** Opening AVAILABLE DATA block **

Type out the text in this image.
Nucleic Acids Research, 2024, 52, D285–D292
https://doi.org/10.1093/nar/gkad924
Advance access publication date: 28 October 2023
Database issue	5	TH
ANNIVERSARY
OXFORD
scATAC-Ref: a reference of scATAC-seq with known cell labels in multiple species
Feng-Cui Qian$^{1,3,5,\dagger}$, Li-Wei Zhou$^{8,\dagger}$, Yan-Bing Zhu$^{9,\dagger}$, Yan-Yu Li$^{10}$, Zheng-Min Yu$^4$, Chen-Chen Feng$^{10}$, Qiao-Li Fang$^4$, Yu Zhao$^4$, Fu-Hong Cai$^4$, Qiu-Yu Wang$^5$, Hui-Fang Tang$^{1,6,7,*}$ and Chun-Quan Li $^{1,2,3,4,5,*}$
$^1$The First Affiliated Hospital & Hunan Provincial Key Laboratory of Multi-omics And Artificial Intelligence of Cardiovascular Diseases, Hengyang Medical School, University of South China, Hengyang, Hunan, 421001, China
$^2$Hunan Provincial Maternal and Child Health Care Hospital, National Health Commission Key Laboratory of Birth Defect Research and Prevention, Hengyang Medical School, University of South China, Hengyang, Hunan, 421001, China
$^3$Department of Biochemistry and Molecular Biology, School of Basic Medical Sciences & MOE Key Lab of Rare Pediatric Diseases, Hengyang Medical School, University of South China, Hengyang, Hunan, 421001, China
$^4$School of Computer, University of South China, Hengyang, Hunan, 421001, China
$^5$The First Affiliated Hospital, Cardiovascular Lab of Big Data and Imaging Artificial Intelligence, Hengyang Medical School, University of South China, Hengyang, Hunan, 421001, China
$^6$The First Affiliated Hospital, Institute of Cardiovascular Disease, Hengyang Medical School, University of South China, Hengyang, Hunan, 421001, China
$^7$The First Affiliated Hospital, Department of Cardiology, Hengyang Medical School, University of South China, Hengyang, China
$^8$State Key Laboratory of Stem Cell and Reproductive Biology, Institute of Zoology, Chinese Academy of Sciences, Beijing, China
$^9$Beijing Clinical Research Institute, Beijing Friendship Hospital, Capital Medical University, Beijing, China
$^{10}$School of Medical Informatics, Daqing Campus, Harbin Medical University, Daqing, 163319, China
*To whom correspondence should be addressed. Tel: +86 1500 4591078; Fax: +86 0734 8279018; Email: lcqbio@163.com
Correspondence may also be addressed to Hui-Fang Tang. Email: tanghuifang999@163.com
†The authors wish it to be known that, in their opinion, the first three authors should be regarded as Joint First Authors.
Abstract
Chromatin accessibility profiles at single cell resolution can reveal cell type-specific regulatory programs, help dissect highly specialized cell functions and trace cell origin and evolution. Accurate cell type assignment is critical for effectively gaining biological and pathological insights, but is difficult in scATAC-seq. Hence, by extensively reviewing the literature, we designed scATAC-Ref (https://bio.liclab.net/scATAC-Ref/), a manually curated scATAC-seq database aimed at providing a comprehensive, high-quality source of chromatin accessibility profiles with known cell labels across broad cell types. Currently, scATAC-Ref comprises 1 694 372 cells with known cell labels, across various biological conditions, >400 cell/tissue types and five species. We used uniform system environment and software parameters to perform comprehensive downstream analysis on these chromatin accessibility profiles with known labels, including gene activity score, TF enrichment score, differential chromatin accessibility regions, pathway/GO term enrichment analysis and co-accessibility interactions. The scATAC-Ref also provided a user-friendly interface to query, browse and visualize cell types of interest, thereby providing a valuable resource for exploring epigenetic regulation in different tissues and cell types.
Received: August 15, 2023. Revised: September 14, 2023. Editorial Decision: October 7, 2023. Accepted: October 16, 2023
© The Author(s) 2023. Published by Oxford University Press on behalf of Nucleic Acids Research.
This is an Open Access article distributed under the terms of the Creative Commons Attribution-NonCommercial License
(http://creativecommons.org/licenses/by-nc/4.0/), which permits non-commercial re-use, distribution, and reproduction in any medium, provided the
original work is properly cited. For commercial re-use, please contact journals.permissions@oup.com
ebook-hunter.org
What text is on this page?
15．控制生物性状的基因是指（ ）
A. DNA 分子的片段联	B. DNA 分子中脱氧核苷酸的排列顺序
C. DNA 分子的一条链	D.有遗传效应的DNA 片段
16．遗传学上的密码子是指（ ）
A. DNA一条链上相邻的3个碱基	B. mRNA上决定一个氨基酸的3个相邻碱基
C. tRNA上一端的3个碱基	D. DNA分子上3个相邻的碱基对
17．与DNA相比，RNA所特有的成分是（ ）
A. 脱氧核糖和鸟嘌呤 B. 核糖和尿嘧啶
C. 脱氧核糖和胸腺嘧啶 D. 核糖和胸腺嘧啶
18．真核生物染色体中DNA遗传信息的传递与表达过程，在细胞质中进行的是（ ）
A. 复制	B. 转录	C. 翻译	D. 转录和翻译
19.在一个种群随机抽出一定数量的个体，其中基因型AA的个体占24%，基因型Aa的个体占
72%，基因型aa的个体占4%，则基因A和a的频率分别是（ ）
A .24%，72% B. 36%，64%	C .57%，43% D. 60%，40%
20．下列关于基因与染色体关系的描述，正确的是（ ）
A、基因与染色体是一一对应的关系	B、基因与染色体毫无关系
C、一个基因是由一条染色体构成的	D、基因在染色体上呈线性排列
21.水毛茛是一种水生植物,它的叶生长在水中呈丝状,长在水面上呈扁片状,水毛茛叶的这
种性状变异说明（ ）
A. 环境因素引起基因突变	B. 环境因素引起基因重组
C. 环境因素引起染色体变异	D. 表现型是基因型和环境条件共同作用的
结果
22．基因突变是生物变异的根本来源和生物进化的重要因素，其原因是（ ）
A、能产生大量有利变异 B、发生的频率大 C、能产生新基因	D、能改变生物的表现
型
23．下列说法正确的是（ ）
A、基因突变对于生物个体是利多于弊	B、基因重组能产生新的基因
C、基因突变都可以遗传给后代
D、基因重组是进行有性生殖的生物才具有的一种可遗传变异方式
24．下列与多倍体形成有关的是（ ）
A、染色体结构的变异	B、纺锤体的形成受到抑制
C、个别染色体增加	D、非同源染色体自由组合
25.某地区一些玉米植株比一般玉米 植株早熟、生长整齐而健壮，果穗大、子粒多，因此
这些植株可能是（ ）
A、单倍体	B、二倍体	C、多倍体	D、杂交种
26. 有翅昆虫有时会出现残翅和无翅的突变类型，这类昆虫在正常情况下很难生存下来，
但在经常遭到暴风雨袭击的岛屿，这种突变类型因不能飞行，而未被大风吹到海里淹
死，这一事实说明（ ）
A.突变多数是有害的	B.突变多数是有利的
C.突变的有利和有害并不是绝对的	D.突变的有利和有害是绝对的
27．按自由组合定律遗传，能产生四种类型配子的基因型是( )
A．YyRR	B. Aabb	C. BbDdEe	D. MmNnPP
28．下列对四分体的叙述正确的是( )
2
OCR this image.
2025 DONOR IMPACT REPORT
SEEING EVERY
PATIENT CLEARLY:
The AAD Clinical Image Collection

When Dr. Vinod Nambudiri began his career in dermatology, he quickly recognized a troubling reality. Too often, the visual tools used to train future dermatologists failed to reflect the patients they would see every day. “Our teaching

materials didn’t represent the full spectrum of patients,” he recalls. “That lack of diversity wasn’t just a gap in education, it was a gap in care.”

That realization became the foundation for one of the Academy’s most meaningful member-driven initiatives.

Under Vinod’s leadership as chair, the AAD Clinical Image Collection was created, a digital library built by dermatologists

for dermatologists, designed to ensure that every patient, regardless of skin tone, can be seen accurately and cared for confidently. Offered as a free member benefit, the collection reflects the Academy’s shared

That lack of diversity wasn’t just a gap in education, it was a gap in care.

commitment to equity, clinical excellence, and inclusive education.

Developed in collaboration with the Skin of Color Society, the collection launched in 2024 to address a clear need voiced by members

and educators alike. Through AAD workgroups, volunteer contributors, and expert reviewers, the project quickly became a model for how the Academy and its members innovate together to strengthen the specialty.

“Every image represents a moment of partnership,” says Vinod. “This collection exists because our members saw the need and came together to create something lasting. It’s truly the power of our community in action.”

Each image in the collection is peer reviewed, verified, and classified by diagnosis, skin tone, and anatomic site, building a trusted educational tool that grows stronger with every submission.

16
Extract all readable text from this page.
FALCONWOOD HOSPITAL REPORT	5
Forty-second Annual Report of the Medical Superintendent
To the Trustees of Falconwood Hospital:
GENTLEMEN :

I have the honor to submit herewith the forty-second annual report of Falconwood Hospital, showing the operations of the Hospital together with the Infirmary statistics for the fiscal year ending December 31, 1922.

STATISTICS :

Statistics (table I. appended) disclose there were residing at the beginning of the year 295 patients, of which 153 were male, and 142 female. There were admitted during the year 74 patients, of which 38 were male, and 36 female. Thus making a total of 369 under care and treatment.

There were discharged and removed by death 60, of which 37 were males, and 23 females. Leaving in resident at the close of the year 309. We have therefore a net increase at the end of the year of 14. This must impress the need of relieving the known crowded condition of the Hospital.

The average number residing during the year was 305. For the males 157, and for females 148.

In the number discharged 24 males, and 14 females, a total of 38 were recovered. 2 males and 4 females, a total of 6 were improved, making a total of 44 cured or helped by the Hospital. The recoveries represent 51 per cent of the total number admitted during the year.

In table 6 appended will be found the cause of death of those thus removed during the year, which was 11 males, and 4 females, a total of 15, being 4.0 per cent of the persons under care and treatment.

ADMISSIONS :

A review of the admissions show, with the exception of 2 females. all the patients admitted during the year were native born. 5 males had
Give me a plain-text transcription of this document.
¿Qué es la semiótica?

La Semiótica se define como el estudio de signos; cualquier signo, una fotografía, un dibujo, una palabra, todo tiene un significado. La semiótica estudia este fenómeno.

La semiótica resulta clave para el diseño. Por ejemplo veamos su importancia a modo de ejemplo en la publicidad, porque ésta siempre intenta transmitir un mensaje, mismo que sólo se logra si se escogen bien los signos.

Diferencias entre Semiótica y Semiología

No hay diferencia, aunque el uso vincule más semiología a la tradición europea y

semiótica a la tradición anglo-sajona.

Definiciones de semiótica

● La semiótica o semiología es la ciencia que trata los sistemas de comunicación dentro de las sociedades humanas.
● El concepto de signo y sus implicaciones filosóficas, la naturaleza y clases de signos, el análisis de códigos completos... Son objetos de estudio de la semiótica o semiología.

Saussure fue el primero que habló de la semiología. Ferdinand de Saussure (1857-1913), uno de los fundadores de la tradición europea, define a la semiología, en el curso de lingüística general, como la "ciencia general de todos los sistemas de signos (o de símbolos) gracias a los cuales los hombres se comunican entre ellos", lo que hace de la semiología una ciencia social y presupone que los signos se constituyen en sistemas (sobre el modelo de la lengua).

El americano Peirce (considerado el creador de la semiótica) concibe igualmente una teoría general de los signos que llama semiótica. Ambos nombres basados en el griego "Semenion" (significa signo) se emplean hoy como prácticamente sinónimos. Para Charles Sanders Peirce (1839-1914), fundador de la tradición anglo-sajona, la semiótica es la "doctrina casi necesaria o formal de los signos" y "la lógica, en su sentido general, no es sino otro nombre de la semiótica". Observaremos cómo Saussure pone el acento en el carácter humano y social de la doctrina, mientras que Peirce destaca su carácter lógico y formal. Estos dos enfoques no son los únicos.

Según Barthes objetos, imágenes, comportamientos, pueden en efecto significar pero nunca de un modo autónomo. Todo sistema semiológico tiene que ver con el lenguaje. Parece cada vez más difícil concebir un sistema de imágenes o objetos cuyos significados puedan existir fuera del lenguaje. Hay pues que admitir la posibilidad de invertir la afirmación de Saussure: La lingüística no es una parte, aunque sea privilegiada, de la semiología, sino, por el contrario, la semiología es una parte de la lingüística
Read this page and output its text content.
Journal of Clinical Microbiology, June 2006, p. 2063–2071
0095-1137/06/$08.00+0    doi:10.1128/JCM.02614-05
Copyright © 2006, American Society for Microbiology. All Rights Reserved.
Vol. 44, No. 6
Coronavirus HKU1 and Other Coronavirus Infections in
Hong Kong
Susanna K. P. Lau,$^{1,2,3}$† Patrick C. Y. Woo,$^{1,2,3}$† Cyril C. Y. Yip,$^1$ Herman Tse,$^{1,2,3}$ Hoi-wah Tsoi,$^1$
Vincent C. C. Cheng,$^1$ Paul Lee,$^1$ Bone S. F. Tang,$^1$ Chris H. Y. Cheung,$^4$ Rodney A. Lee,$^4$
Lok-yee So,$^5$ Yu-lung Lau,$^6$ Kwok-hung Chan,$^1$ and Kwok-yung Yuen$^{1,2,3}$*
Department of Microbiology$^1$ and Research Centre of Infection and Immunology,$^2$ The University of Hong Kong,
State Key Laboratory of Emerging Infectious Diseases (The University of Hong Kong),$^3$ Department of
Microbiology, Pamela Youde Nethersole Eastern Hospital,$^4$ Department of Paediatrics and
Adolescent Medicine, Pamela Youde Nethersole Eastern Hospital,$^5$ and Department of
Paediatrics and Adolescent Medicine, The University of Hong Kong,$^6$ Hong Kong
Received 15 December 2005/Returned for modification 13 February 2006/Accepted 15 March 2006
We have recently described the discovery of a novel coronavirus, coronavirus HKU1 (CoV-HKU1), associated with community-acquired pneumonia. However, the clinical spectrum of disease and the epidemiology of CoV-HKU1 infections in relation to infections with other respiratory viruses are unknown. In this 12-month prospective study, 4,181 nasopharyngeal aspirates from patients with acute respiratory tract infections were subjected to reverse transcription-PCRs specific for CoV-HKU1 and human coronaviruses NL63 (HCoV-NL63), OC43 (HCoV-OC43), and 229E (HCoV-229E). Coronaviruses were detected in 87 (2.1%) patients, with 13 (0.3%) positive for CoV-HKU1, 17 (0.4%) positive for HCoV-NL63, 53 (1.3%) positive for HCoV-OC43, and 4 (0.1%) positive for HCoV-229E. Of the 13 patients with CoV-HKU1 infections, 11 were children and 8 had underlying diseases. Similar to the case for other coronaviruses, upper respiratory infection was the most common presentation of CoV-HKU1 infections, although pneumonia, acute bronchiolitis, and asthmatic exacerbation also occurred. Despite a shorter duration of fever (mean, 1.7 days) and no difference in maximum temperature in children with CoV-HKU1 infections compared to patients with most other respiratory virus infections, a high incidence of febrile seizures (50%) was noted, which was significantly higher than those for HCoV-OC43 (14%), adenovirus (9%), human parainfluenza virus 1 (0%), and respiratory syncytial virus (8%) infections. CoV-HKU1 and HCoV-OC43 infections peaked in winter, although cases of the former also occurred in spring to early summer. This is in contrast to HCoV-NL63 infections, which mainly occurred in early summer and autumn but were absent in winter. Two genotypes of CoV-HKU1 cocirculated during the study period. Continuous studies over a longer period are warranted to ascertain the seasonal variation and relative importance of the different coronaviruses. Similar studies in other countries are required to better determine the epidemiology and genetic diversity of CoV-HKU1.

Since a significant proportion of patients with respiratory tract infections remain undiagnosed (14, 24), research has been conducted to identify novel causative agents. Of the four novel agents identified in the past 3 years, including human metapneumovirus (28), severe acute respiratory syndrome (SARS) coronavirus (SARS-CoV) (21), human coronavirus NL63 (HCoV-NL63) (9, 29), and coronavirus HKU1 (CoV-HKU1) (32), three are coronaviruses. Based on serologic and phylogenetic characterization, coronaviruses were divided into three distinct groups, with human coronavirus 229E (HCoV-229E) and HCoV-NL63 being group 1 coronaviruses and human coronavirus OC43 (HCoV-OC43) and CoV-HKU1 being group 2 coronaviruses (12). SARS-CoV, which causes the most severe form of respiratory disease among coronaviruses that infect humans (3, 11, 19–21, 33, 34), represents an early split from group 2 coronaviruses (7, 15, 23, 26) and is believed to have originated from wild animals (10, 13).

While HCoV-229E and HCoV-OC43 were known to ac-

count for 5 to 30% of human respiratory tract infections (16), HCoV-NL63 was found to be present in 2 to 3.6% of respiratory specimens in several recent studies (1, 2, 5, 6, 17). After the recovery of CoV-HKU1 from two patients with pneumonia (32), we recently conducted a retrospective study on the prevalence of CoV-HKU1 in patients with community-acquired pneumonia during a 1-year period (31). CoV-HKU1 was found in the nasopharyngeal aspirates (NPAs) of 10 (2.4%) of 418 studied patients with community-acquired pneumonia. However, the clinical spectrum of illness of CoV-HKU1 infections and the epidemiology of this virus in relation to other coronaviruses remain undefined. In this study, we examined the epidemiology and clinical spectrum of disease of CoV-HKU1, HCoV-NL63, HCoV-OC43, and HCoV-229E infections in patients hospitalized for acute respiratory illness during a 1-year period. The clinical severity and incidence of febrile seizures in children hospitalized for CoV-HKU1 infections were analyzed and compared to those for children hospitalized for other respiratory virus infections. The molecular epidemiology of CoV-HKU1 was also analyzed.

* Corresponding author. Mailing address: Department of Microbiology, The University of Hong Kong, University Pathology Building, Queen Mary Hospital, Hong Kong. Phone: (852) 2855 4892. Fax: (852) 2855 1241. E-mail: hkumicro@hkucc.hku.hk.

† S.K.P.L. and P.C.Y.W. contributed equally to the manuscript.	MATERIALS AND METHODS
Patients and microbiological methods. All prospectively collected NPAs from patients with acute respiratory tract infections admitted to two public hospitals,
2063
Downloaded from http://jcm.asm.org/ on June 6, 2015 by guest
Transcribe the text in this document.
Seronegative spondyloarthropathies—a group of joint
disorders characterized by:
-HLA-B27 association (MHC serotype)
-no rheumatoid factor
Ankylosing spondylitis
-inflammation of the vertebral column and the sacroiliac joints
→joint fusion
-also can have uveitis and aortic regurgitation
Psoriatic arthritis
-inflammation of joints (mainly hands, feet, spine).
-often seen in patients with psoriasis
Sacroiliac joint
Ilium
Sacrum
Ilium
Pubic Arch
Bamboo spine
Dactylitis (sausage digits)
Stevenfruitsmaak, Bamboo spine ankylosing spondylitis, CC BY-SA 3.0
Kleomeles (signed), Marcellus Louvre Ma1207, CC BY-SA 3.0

** Closing AVAILABLE DATA block **

INSTRUCTIONS TO FOLLOW: Your answer should consist of each line of the data above in which the word "dermatologists" occurs.

WRITTEN RESPONSE:
When Dr. Vinod Nambudiri began his career in dermatology, he quickly recognized a troubling reality. Too often, the visual tools used to train future dermatologists failed to reflect the patients they would see every day. “Our teaching
Under Vinod’s leadership as chair, the AAD Clinical Image Collection was created, a digital library built by dermatologists
for dermatologists, designed to ensure that every patient, regardless of skin tone, can be seen accurately and cared for confidently. Offered as a free member benefit, the collection reflects the Academy’s shared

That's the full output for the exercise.